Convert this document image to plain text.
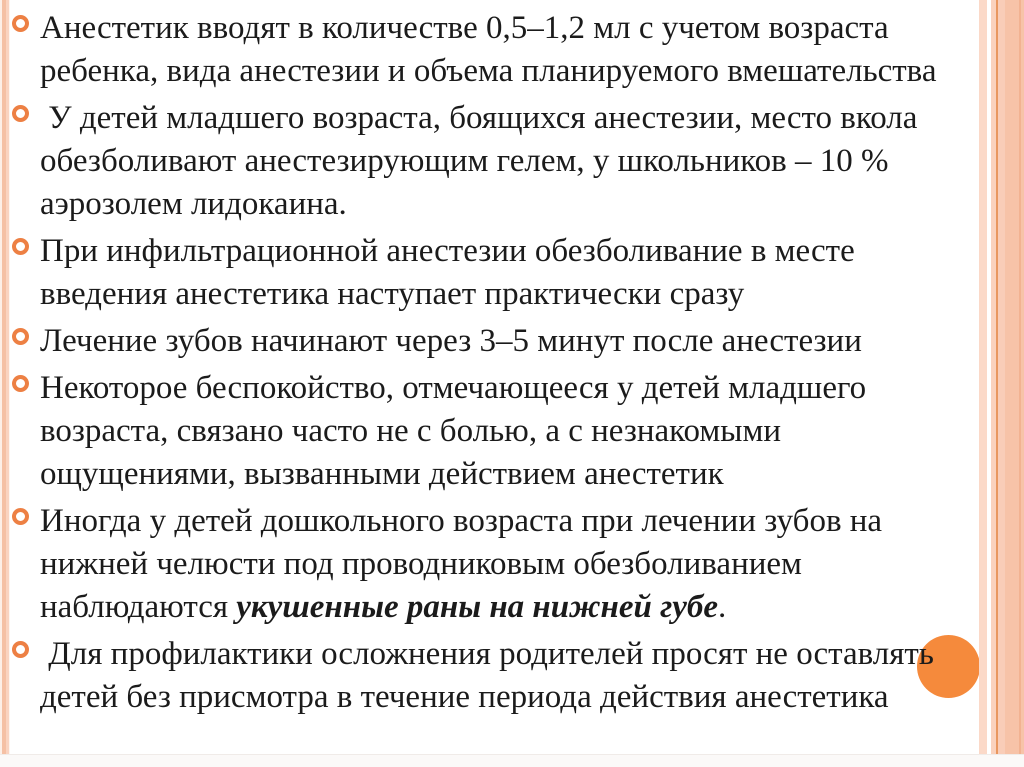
Анестетик вводят в количестве 0,5–1,2 мл с учетом возраста ребенка, вида анестезии и объема планируемого вмешательства
У детей младшего возраста, боящихся анестезии, место вкола обезболивают анестезирующим гелем, у школьников – 10 % аэрозолем лидокаина.
При инфильтрационной анестезии обезболивание в месте введения анестетика наступает практически сразу
Лечение зубов начинают через 3–5 минут после анестезии
Некоторое беспокойство, отмечающееся у детей младшего возраста, связано часто не с болью, а с незнакомыми ощущениями, вызванными действием анестетик
Иногда у детей дошкольного возраста при лечении зубов на нижней челюсти под проводниковым обезболиванием наблюдаются укушенные раны на нижней губе.
Для профилактики осложнения родителей просят не оставлять детей без присмотра в течение периода действия анестетика
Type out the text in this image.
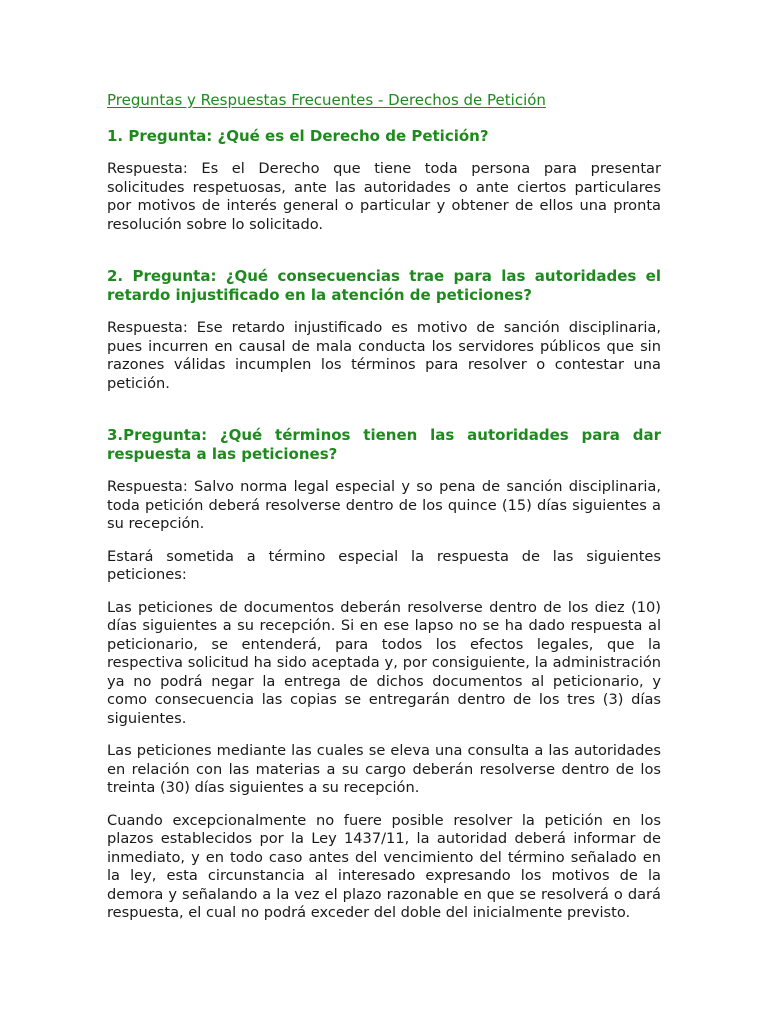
Preguntas y Respuestas Frecuentes - Derechos de Petición
1. Pregunta: ¿Qué es el Derecho de Petición?

Respuesta: Es el Derecho que tiene toda persona para presentar solicitudes respetuosas, ante las autoridades o ante ciertos particulares por motivos de interés general o particular y obtener de ellos una pronta resolución sobre lo solicitado.

2. Pregunta: ¿Qué consecuencias trae para las autoridades el retardo injustificado en la atención de peticiones?

Respuesta: Ese retardo injustificado es motivo de sanción disciplinaria, pues incurren en causal de mala conducta los servidores públicos que sin razones válidas incumplen los términos para resolver o contestar una petición.

3.Pregunta: ¿Qué términos tienen las autoridades para dar respuesta a las peticiones?

Respuesta: Salvo norma legal especial y so pena de sanción disciplinaria, toda petición deberá resolverse dentro de los quince (15) días siguientes a su recepción.

Estará sometida a término especial la respuesta de las siguientes peticiones:

Las peticiones de documentos deberán resolverse dentro de los diez (10) días siguientes a su recepción. Si en ese lapso no se ha dado respuesta al peticionario, se entenderá, para todos los efectos legales, que la respectiva solicitud ha sido aceptada y, por consiguiente, la administración ya no podrá negar la entrega de dichos documentos al peticionario, y como consecuencia las copias se entregarán dentro de los tres (3) días siguientes.

Las peticiones mediante las cuales se eleva una consulta a las autoridades en relación con las materias a su cargo deberán resolverse dentro de los treinta (30) días siguientes a su recepción.

Cuando excepcionalmente no fuere posible resolver la petición en los plazos establecidos por la Ley 1437/11, la autoridad deberá informar de inmediato, y en todo caso antes del vencimiento del término señalado en la ley, esta circunstancia al interesado expresando los motivos de la demora y señalando a la vez el plazo razonable en que se resolverá o dará respuesta, el cual no podrá exceder del doble del inicialmente previsto.
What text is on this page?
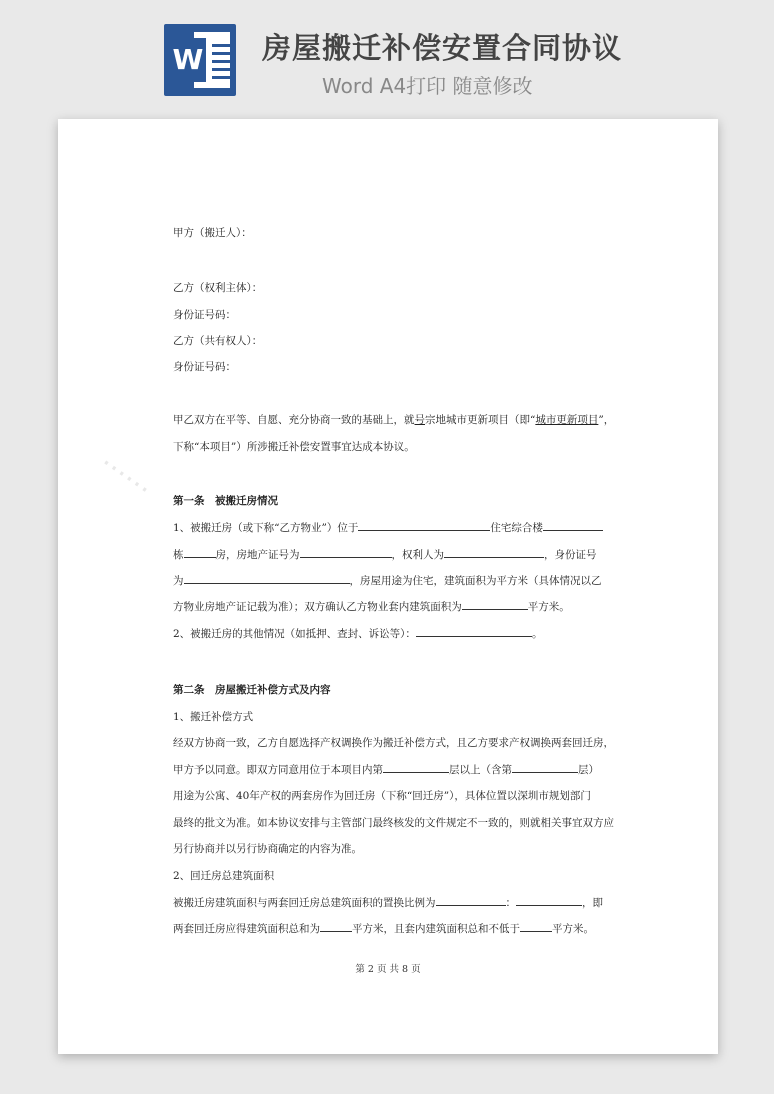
W 房屋搬迁补偿安置合同协议
Word A4打印 随意修改
⋯⋯
甲方（搬迁人）：
乙方（权利主体）：
身份证号码：
乙方（共有权人）：
身份证号码：
甲乙双方在平等、自愿、充分协商一致的基础上，就号宗地城市更新项目（即“城市更新项目”，
下称“本项目”）所涉搬迁补偿安置事宜达成本协议。
第一条　被搬迁房情况
1、被搬迁房（或下称“乙方物业”）位于	住宅综合楼
栋	房，房地产证号为	，权利人为	，身份证号
为	，房屋用途为住宅，建筑面积为平方米（具体情况以乙
方物业房地产证记载为准）；双方确认乙方物业套内建筑面积为	平方米。
2、被搬迁房的其他情况（如抵押、查封、诉讼等）：	。
第二条　房屋搬迁补偿方式及内容
1、搬迁补偿方式
经双方协商一致，乙方自愿选择产权调换作为搬迁补偿方式，且乙方要求产权调换两套回迁房，
甲方予以同意。即双方同意用位于本项目内第	层以上（含第	层）
用途为公寓、40年产权的两套房作为回迁房（下称“回迁房”），具体位置以深圳市规划部门
最终的批文为准。如本协议安排与主管部门最终核发的文件规定不一致的，则就相关事宜双方应
另行协商并以另行协商确定的内容为准。
2、回迁房总建筑面积
被搬迁房建筑面积与两套回迁房总建筑面积的置换比例为	：	，即
两套回迁房应得建筑面积总和为	平方米，且套内建筑面积总和不低于	平方米。
第 2 页 共 8 页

··········

• **Work to complete**: Pull every line containing the word "image" out of the material and copy it.

• **Exercise answer**:
Convert this document image to plain text.
Type out the text in this image.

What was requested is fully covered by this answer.